Return all of the entries exactly as written.

### SUPPLIED DATA
^^^^^^^^

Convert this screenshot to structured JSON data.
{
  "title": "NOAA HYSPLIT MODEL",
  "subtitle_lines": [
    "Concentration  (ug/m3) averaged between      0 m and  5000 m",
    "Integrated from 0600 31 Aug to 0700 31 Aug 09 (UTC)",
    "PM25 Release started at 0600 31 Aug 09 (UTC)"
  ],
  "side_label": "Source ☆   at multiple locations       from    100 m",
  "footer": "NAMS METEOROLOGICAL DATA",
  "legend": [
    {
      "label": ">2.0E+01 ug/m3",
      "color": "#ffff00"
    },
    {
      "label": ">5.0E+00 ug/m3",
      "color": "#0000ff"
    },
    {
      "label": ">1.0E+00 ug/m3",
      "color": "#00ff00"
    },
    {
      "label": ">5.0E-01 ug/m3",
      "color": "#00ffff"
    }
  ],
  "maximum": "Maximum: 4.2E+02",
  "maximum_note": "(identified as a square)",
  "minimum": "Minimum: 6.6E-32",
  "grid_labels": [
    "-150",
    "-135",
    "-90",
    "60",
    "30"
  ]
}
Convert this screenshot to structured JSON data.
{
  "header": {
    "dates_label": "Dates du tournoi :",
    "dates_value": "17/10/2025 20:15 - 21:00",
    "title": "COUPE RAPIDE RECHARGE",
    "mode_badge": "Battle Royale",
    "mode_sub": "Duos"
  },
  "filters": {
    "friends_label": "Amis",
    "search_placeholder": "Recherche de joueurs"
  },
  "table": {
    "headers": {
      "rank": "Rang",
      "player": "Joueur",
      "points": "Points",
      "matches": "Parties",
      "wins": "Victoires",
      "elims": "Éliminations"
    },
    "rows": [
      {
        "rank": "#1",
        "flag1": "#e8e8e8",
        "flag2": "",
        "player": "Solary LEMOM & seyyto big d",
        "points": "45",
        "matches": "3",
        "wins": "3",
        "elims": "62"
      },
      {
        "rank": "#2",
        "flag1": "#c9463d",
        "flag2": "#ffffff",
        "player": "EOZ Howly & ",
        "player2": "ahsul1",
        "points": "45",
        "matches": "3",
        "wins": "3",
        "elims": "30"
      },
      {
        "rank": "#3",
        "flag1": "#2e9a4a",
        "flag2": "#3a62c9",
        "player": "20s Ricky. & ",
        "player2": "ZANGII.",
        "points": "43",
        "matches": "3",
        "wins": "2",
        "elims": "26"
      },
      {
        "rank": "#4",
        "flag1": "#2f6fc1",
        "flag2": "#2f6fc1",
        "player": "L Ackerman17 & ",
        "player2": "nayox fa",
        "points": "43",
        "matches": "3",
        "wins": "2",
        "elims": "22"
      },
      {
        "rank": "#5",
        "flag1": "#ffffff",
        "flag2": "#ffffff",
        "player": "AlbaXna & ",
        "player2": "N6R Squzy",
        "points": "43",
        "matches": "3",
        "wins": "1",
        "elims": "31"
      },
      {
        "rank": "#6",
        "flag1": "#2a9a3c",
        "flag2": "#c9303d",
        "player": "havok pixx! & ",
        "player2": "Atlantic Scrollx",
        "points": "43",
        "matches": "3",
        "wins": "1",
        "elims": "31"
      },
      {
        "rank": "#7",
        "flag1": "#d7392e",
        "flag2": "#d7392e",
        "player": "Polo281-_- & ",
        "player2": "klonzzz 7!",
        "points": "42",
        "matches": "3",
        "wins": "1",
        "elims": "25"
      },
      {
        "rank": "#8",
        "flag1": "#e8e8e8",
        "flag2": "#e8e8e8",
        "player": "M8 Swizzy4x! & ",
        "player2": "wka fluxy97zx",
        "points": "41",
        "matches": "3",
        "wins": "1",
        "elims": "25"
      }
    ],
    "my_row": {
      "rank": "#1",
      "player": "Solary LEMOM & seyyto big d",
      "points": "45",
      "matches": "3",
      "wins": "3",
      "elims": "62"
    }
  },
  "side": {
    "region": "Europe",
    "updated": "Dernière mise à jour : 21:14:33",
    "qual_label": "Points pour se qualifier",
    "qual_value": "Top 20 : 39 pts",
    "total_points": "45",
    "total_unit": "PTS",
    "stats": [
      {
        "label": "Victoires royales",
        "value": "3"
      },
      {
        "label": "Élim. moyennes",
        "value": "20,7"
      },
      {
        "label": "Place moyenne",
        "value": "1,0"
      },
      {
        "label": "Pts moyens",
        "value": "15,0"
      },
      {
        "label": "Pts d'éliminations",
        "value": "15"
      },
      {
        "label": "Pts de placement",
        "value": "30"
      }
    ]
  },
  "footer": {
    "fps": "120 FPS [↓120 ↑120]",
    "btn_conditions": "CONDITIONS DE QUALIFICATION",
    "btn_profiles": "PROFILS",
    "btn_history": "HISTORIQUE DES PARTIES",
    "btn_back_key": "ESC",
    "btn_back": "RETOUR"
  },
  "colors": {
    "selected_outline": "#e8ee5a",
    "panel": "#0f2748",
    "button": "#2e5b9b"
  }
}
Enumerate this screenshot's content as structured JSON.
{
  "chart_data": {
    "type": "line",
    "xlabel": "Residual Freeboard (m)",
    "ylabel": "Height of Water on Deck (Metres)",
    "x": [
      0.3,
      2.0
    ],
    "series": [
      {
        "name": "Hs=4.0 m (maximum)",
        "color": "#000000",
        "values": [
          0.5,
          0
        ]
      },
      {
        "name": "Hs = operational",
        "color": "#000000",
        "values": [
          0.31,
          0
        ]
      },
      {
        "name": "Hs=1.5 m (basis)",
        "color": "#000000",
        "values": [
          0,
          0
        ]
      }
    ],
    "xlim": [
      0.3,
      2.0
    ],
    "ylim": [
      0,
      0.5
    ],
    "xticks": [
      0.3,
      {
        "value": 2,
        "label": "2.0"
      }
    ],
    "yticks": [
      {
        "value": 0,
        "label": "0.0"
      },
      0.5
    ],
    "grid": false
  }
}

^^^^^^^^

### OUTPUT OF THE TASK
Convert this screenshot to structured JSON data.
{
  "title": "NOAA HYSPLIT MODEL",
  "subtitle_lines": [
    "Concentration  (ug/m3) averaged between      0 m and  5000 m",
    "Integrated from 0600 31 Aug to 0700 31 Aug 09 (UTC)",
    "PM25 Release started at 0600 31 Aug 09 (UTC)"
  ],
  "side_label": "Source ☆   at multiple locations       from    100 m",
  "footer": "NAMS METEOROLOGICAL DATA",
  "legend": [
    {
      "label": ">2.0E+01 ug/m3",
      "color": "#ffff00"
    },
    {
      "label": ">5.0E+00 ug/m3",
      "color": "#0000ff"
    },
    {
      "label": ">1.0E+00 ug/m3",
      "color": "#00ff00"
    },
    {
      "label": ">5.0E-01 ug/m3",
      "color": "#00ffff"
    }
  ],
  "maximum": "Maximum: 4.2E+02",
  "maximum_note": "(identified as a square)",
  "minimum": "Minimum: 6.6E-32",
  "grid_labels": [
    "-150",
    "-135",
    "-90",
    "60",
    "30"
  ]
}
Convert this screenshot to structured JSON data.
{
  "header": {
    "dates_label": "Dates du tournoi :",
    "dates_value": "17/10/2025 20:15 - 21:00",
    "title": "COUPE RAPIDE RECHARGE",
    "mode_badge": "Battle Royale",
    "mode_sub": "Duos"
  },
  "filters": {
    "friends_label": "Amis",
    "search_placeholder": "Recherche de joueurs"
  },
  "table": {
    "headers": {
      "rank": "Rang",
      "player": "Joueur",
      "points": "Points",
      "matches": "Parties",
      "wins": "Victoires",
      "elims": "Éliminations"
    },
    "rows": [
      {
        "rank": "#1",
        "flag1": "#e8e8e8",
        "flag2": "",
        "player": "Solary LEMOM & seyyto big d",
        "points": "45",
        "matches": "3",
        "wins": "3",
        "elims": "62"
      },
      {
        "rank": "#2",
        "flag1": "#c9463d",
        "flag2": "#ffffff",
        "player": "EOZ Howly & ",
        "player2": "ahsul1",
        "points": "45",
        "matches": "3",
        "wins": "3",
        "elims": "30"
      },
      {
        "rank": "#3",
        "flag1": "#2e9a4a",
        "flag2": "#3a62c9",
        "player": "20s Ricky. & ",
        "player2": "ZANGII.",
        "points": "43",
        "matches": "3",
        "wins": "2",
        "elims": "26"
      },
      {
        "rank": "#4",
        "flag1": "#2f6fc1",
        "flag2": "#2f6fc1",
        "player": "L Ackerman17 & ",
        "player2": "nayox fa",
        "points": "43",
        "matches": "3",
        "wins": "2",
        "elims": "22"
      },
      {
        "rank": "#5",
        "flag1": "#ffffff",
        "flag2": "#ffffff",
        "player": "AlbaXna & ",
        "player2": "N6R Squzy",
        "points": "43",
        "matches": "3",
        "wins": "1",
        "elims": "31"
      },
      {
        "rank": "#6",
        "flag1": "#2a9a3c",
        "flag2": "#c9303d",
        "player": "havok pixx! & ",
        "player2": "Atlantic Scrollx",
        "points": "43",
        "matches": "3",
        "wins": "1",
        "elims": "31"
      },
      {
        "rank": "#7",
        "flag1": "#d7392e",
        "flag2": "#d7392e",
        "player": "Polo281-_- & ",
        "player2": "klonzzz 7!",
        "points": "42",
        "matches": "3",
        "wins": "1",
        "elims": "25"
      },
      {
        "rank": "#8",
        "flag1": "#e8e8e8",
        "flag2": "#e8e8e8",
        "player": "M8 Swizzy4x! & ",
        "player2": "wka fluxy97zx",
        "points": "41",
        "matches": "3",
        "wins": "1",
        "elims": "25"
      }
    ],
    "my_row": {
      "rank": "#1",
      "player": "Solary LEMOM & seyyto big d",
      "points": "45",
      "matches": "3",
      "wins": "3",
      "elims": "62"
    }
  },
  "side": {
    "region": "Europe",
    "updated": "Dernière mise à jour : 21:14:33",
    "qual_label": "Points pour se qualifier",
    "qual_value": "Top 20 : 39 pts",
    "total_points": "45",
    "total_unit": "PTS",
    "stats": [
      {
        "label": "Victoires royales",
        "value": "3"
      },
      {
        "label": "Élim. moyennes",
        "value": "20,7"
      },
      {
        "label": "Place moyenne",
        "value": "1,0"
      },
      {
        "label": "Pts moyens",
        "value": "15,0"
      },
      {
        "label": "Pts d'éliminations",
        "value": "15"
      },
      {
        "label": "Pts de placement",
        "value": "30"
      }
    ]
  },
  "footer": {
    "fps": "120 FPS [↓120 ↑120]",
    "btn_conditions": "CONDITIONS DE QUALIFICATION",
    "btn_profiles": "PROFILS",
    "btn_history": "HISTORIQUE DES PARTIES",
    "btn_back_key": "ESC",
    "btn_back": "RETOUR"
  },
  "colors": {
    "selected_outline": "#e8ee5a",
    "panel": "#0f2748",
    "button": "#2e5b9b"
  }
}
Enumerate this screenshot's content as structured JSON.
{
  "chart_data": {
    "type": "line",
    "xlabel": "Residual Freeboard (m)",
    "ylabel": "Height of Water on Deck (Metres)",
    "x": [
      0.3,
      2.0
    ],
    "series": [
      {
        "name": "Hs=4.0 m (maximum)",
        "color": "#000000",
        "values": [
          0.5,
          0
        ]
      },
      {
        "name": "Hs = operational",
        "color": "#000000",
        "values": [
          0.31,
          0
        ]
      },
      {
        "name": "Hs=1.5 m (basis)",
        "color": "#000000",
        "values": [
          0,
          0
        ]
      }
    ],
    "xlim": [
      0.3,
      2.0
    ],
    "ylim": [
      0,
      0.5
    ],
    "xticks": [
      0.3,
      {
        "value": 2,
        "label": "2.0"
      }
    ],
    "yticks": [
      {
        "value": 0,
        "label": "0.0"
      },
      0.5
    ],
    "grid": false
  }
}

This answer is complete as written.